> **Exercise instructions**: Each line of the material below that holds the word "global" needs to be copied.

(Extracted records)

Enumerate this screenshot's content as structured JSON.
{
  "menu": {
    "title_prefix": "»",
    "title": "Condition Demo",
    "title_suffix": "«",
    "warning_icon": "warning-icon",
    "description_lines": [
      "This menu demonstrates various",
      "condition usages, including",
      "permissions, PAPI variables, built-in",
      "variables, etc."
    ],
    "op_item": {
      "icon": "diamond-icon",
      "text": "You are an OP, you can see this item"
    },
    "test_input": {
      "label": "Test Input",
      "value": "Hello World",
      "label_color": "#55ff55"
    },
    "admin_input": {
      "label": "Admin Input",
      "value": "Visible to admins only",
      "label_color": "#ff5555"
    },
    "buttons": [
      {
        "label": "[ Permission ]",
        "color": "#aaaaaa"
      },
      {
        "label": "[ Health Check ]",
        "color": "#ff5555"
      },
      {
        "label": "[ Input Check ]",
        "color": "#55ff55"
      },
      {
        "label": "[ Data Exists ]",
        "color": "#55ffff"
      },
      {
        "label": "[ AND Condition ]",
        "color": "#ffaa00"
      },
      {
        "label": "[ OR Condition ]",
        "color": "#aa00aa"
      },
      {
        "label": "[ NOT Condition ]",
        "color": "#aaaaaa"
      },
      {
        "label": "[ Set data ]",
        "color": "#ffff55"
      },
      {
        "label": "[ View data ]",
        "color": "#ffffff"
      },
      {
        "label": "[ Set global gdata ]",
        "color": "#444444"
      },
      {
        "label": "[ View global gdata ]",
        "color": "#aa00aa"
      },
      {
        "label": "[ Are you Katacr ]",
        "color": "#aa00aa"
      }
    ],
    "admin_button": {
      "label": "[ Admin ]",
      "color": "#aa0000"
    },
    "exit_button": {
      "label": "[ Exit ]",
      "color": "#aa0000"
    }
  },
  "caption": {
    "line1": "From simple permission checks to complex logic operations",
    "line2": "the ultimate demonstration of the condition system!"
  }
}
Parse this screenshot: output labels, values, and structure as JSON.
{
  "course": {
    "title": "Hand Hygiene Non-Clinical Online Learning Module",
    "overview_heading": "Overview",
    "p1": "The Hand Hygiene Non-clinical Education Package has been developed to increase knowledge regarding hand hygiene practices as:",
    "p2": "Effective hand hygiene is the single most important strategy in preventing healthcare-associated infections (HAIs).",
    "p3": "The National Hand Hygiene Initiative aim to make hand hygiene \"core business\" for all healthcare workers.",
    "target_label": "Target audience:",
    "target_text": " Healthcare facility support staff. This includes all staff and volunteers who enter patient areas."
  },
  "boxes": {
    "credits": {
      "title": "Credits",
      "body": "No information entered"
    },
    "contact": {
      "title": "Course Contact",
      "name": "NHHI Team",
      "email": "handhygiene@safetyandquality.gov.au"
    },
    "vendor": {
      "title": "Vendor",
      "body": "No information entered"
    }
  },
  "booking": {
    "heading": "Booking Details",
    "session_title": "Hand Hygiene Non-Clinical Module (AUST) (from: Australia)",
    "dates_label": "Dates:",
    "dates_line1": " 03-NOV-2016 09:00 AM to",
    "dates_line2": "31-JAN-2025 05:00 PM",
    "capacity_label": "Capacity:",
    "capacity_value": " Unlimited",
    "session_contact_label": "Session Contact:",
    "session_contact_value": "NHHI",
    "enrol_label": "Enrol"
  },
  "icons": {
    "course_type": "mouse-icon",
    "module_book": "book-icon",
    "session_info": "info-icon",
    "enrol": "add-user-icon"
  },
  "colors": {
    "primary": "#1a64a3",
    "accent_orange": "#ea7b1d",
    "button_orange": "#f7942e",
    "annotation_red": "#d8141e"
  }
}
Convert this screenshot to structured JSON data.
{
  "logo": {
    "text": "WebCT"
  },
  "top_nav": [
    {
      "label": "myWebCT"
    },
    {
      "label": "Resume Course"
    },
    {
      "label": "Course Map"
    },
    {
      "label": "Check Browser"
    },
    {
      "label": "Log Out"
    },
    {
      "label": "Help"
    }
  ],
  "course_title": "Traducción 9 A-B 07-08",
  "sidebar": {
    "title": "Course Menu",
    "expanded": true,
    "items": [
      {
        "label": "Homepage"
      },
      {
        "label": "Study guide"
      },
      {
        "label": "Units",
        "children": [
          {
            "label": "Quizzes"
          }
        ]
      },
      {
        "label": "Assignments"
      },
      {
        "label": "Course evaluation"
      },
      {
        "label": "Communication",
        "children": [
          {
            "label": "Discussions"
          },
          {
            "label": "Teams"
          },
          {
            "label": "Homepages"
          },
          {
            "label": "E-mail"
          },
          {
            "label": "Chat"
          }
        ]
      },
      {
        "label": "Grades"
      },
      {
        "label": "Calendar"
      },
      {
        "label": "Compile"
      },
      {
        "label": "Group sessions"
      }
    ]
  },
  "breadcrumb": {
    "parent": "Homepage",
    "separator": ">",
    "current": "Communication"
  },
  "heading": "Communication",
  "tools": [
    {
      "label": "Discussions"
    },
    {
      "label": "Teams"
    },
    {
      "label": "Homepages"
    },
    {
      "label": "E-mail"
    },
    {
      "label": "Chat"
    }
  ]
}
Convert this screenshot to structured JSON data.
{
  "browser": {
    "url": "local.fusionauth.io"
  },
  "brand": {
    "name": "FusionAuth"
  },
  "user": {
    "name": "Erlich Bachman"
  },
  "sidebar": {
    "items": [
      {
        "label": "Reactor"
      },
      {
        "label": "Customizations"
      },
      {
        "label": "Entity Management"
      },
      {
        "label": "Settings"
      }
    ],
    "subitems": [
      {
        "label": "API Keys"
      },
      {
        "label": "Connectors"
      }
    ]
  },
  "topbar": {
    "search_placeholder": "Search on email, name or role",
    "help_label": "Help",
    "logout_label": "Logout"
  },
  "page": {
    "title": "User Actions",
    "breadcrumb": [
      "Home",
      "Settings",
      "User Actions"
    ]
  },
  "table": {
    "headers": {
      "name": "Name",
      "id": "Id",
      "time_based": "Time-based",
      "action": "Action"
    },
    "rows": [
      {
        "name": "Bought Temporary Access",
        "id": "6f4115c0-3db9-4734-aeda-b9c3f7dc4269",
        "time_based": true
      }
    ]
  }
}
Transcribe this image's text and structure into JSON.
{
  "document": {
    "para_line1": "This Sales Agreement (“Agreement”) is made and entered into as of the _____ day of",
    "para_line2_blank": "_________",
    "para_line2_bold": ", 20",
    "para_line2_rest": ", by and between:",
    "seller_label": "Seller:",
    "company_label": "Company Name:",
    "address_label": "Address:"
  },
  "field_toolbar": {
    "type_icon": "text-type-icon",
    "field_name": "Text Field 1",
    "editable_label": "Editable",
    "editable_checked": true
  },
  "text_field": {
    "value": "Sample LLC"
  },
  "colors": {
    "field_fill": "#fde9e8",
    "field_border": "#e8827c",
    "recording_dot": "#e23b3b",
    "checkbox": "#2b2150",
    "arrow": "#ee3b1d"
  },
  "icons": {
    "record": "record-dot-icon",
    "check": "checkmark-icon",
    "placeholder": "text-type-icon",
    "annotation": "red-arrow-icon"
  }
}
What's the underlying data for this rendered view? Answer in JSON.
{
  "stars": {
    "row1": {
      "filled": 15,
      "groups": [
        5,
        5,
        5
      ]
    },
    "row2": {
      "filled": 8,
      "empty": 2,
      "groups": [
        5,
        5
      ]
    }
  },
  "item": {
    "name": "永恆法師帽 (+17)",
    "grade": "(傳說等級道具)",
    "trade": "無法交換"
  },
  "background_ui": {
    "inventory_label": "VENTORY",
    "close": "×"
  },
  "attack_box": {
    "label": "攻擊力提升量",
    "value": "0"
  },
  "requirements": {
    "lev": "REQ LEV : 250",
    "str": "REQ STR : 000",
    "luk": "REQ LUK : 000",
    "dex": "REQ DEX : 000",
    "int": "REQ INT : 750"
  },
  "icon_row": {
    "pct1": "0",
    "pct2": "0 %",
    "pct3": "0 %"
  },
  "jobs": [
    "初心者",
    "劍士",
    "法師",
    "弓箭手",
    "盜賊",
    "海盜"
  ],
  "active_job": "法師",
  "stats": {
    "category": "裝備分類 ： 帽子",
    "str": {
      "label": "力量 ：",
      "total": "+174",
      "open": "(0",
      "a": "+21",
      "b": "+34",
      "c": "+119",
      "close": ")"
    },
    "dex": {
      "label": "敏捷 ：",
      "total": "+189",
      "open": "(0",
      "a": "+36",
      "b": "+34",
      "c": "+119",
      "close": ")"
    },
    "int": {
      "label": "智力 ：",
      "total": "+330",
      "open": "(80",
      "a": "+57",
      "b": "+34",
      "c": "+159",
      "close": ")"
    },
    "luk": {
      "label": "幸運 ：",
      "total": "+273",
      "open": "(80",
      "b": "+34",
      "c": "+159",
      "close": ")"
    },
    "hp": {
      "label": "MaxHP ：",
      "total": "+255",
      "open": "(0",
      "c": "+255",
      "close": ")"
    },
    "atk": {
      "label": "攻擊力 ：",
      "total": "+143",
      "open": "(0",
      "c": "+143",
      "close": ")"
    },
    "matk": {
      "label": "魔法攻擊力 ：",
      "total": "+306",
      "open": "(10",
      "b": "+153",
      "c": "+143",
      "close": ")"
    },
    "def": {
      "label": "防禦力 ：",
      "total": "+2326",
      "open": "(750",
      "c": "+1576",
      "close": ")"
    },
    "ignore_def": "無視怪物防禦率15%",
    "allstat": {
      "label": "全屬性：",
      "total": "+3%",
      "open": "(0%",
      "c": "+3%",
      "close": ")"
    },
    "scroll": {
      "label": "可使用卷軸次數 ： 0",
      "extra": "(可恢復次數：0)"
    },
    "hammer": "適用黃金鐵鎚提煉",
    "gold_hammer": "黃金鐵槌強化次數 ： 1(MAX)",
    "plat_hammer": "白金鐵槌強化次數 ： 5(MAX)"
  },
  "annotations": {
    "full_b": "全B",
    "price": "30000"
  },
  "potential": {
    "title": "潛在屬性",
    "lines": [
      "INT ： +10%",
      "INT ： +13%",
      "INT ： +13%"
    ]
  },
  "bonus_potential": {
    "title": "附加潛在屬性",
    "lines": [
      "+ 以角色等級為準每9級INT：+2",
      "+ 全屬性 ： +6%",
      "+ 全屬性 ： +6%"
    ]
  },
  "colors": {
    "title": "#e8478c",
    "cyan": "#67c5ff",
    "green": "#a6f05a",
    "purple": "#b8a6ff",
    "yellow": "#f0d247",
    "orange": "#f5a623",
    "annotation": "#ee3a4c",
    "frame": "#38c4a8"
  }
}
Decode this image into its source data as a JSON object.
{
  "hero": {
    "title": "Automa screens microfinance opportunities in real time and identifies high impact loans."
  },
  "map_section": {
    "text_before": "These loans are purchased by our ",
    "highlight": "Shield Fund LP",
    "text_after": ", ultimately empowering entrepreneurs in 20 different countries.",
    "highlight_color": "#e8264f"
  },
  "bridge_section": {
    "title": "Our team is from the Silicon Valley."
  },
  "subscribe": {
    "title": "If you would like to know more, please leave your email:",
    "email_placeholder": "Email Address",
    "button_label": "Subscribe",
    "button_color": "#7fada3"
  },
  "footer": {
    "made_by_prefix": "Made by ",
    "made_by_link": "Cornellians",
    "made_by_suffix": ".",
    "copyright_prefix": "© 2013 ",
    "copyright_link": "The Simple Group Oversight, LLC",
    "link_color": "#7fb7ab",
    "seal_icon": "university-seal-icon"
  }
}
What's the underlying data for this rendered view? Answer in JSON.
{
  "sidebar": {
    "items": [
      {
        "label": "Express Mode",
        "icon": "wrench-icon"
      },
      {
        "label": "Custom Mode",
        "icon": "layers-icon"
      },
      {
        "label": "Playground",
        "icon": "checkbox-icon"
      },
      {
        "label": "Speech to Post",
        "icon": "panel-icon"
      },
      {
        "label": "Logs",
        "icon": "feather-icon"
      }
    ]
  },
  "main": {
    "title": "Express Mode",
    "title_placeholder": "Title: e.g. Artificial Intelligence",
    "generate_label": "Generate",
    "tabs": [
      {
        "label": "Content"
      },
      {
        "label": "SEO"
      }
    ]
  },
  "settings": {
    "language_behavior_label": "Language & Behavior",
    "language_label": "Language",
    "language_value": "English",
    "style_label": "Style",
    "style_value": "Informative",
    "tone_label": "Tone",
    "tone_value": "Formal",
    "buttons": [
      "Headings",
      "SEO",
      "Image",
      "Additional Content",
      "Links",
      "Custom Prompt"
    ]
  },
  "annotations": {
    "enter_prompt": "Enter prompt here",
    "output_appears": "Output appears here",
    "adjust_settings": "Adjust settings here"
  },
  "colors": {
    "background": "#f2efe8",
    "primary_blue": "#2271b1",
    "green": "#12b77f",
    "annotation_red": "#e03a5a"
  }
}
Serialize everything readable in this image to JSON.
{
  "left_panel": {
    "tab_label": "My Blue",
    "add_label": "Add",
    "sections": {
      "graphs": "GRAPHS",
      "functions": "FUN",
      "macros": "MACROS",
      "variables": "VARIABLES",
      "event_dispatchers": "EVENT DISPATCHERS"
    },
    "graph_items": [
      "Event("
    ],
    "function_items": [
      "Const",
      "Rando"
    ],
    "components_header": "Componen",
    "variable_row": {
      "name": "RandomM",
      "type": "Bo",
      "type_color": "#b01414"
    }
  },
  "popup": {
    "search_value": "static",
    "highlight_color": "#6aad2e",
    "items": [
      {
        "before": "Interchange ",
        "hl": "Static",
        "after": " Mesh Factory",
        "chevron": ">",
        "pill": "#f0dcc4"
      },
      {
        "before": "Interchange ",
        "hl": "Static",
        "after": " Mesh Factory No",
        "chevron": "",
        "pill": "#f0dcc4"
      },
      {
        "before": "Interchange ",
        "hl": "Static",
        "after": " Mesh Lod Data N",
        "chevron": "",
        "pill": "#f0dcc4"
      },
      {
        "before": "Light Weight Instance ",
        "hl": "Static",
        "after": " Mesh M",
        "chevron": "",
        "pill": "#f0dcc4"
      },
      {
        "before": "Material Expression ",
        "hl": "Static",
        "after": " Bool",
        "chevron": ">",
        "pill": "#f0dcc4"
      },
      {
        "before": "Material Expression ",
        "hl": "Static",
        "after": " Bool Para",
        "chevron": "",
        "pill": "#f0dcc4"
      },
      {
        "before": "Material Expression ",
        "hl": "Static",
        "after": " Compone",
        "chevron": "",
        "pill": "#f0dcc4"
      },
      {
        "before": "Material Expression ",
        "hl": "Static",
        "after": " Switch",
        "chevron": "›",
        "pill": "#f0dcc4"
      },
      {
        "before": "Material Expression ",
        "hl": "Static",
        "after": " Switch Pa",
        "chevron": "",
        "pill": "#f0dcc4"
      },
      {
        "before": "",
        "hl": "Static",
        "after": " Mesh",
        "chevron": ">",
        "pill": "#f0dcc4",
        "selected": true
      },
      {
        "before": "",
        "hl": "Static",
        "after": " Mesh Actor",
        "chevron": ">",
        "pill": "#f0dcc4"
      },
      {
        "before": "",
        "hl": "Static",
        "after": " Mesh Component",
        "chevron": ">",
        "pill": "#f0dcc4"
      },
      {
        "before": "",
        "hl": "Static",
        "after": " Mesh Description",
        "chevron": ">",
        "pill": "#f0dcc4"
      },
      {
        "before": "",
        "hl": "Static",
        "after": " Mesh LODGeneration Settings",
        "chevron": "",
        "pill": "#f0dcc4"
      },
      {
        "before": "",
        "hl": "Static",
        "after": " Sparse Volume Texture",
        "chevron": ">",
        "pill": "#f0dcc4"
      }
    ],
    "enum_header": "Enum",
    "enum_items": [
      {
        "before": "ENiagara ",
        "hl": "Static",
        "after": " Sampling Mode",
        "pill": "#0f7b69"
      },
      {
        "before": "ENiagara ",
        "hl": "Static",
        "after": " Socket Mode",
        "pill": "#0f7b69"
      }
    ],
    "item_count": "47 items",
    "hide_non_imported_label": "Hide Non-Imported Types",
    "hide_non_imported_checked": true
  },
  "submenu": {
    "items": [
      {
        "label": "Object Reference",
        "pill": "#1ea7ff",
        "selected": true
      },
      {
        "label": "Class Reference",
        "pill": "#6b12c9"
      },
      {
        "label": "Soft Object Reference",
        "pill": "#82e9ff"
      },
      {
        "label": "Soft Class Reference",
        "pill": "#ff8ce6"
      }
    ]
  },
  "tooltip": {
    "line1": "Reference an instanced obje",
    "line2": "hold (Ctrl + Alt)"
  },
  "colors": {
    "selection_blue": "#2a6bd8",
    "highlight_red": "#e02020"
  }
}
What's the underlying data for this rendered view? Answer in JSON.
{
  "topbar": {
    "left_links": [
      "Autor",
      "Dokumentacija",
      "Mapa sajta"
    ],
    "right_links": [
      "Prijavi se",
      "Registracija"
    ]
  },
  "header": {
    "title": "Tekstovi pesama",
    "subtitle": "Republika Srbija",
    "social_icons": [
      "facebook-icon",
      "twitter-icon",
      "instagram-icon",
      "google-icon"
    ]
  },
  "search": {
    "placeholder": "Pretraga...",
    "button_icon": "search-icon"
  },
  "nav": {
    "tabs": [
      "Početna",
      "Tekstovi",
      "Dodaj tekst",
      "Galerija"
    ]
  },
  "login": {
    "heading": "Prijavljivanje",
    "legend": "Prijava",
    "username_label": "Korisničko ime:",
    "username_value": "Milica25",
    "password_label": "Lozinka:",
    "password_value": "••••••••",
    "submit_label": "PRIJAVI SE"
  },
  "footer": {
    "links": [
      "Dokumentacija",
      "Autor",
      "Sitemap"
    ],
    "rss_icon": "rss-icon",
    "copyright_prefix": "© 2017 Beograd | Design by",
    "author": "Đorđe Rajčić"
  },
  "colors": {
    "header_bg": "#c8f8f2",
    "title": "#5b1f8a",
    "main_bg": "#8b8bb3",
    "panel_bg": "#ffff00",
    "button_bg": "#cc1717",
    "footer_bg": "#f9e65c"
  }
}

> **Final answer**:
        "label": "[ Set global gdata ]",
        "label": "[ View global gdata ]",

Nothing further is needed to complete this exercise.